* Begin *

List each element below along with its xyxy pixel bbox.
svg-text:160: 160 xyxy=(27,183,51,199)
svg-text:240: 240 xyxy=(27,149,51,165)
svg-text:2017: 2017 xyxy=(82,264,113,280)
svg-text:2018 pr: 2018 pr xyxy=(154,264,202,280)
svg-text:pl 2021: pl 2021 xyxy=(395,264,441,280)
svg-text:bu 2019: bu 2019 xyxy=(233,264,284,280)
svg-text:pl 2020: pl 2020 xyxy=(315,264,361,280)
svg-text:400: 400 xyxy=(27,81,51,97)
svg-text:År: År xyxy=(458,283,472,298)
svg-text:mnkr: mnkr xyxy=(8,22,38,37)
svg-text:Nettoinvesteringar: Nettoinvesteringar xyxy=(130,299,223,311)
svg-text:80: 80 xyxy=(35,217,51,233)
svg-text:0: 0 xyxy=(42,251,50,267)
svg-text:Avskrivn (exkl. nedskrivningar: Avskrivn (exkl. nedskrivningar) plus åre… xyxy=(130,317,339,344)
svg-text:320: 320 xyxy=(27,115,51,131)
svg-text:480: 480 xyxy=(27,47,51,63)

* End *

> _WHAT IS EXPECTED_
Find every line in the records above that contains the string "exkl", and copy each of those lines in full.

> _RESPONSE TO THE EXERCISE_
svg-text:Avskrivn (exkl. nedskrivningar: Avskrivn (exkl. nedskrivningar) plus åre… xyxy=(130,317,339,344)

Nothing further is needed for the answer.